● **Problem to solve**: Look through the data below and work out how many lines contain the string "title". Give the number alone.

● **Data to use**:
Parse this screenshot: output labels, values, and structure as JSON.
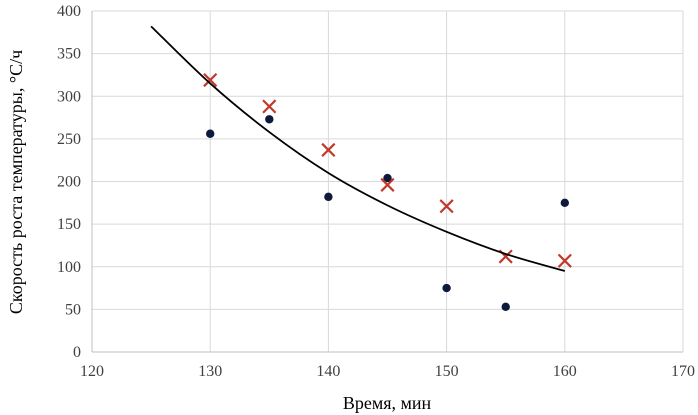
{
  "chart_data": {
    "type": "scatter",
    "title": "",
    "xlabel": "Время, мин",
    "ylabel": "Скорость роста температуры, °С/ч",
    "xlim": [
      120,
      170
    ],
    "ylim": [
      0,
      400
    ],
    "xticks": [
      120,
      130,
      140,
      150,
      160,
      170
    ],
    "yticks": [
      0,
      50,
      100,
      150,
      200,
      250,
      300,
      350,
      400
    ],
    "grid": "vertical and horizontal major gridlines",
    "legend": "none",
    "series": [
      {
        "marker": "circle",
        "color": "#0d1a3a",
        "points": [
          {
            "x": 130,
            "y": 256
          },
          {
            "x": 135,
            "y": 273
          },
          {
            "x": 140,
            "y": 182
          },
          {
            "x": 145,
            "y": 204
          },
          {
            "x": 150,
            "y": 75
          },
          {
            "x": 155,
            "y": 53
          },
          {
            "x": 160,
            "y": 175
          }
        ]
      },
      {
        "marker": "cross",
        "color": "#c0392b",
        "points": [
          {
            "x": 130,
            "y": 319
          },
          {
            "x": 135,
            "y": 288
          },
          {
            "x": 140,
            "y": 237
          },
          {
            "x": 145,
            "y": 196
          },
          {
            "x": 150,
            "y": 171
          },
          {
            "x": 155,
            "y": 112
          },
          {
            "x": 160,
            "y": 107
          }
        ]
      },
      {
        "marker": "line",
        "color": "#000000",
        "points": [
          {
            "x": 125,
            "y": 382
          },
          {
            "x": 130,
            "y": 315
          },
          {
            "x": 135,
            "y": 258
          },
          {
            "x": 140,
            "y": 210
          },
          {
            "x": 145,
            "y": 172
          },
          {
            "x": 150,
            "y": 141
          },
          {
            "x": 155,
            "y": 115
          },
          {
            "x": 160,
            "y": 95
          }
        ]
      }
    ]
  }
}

...

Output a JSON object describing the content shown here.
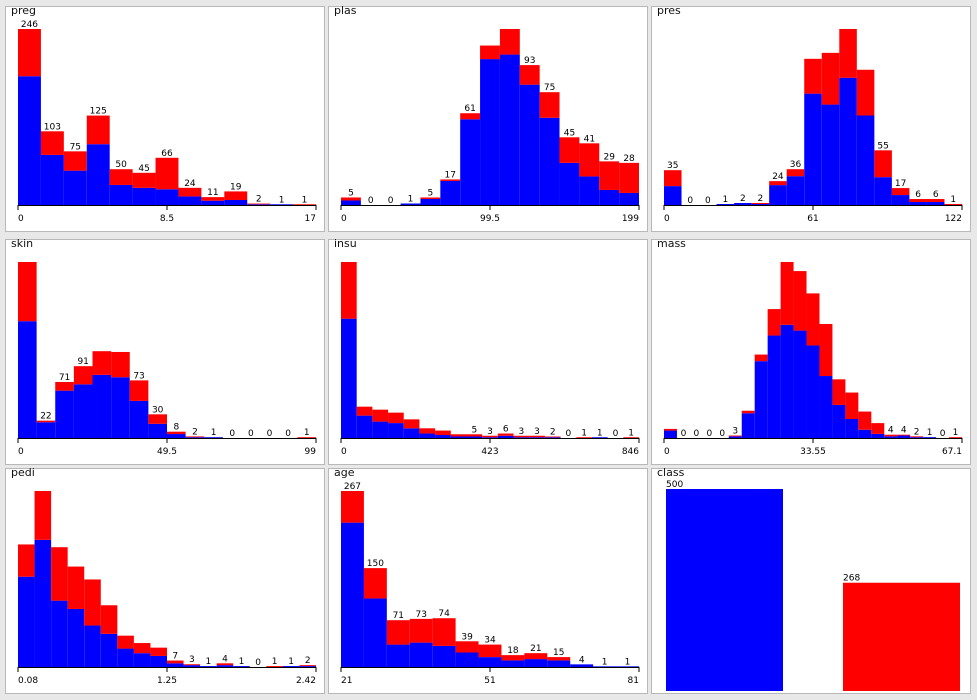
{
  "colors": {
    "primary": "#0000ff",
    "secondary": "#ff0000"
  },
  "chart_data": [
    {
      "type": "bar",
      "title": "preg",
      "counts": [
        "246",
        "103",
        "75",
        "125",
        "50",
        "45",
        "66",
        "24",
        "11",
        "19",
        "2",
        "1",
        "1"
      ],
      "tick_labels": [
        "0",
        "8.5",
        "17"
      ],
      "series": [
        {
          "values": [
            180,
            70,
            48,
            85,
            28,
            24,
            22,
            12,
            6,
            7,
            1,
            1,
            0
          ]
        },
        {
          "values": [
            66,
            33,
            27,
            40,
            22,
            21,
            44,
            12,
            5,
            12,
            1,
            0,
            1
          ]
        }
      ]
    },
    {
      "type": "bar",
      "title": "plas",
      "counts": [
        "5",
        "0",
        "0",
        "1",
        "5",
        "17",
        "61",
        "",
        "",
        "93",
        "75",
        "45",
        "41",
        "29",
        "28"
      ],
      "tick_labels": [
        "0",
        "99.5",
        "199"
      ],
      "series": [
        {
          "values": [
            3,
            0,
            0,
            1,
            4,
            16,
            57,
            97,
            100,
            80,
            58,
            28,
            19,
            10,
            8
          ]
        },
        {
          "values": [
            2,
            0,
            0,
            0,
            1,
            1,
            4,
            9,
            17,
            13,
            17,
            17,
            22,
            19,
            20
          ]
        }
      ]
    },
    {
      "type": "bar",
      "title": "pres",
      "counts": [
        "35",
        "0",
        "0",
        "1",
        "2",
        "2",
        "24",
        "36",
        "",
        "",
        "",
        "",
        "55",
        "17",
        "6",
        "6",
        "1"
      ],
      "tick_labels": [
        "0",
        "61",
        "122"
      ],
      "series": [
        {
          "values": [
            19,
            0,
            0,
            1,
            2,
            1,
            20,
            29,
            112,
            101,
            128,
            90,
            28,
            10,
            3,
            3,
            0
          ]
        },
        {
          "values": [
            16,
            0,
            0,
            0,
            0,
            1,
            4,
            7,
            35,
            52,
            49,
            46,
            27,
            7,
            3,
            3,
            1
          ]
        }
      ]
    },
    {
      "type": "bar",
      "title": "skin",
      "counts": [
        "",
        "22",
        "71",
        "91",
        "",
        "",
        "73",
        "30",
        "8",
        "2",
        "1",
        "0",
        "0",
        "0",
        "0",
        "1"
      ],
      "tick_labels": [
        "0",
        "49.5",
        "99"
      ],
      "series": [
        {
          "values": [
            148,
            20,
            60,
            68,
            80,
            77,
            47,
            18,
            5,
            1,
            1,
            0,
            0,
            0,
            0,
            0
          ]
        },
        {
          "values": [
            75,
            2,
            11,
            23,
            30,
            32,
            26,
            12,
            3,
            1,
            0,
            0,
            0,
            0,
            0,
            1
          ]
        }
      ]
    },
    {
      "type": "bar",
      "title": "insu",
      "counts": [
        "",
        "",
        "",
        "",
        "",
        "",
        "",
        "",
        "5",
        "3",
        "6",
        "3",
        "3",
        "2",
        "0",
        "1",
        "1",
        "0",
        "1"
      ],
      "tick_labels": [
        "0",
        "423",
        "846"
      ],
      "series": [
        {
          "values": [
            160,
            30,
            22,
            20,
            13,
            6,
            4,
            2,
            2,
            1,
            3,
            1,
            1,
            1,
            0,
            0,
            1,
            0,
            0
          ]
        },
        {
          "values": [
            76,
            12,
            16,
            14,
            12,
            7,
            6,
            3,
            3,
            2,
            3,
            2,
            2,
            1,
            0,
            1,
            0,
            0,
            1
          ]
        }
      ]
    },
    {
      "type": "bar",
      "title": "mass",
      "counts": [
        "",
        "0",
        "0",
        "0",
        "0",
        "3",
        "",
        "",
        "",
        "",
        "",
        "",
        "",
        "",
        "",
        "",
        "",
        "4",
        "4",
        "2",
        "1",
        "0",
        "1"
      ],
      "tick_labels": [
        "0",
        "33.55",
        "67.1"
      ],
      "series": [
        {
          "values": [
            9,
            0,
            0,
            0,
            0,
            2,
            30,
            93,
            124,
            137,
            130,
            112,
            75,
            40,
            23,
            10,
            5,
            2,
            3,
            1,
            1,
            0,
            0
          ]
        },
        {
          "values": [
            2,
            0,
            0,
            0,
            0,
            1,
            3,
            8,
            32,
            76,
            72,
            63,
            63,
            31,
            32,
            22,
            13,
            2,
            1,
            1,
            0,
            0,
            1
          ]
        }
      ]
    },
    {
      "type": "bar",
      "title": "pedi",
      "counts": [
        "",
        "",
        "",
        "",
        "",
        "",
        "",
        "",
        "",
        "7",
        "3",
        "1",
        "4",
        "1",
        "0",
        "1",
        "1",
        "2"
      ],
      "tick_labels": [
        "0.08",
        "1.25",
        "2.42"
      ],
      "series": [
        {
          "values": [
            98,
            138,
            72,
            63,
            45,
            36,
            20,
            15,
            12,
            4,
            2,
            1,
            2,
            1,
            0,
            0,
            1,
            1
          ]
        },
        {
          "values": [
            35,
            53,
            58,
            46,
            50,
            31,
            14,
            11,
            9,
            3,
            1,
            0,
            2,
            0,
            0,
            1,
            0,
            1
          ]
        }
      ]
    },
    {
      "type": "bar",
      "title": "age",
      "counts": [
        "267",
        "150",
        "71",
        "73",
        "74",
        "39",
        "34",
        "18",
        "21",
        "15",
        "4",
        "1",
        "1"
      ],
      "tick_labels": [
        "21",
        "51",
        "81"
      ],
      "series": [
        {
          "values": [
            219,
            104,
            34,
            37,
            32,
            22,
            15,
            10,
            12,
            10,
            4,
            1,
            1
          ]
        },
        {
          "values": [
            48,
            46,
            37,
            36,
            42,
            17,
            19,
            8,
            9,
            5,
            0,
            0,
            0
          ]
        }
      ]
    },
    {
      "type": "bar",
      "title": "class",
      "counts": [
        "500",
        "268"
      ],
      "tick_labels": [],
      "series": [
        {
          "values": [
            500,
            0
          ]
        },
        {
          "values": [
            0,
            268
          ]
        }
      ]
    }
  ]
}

● **Full response**: 10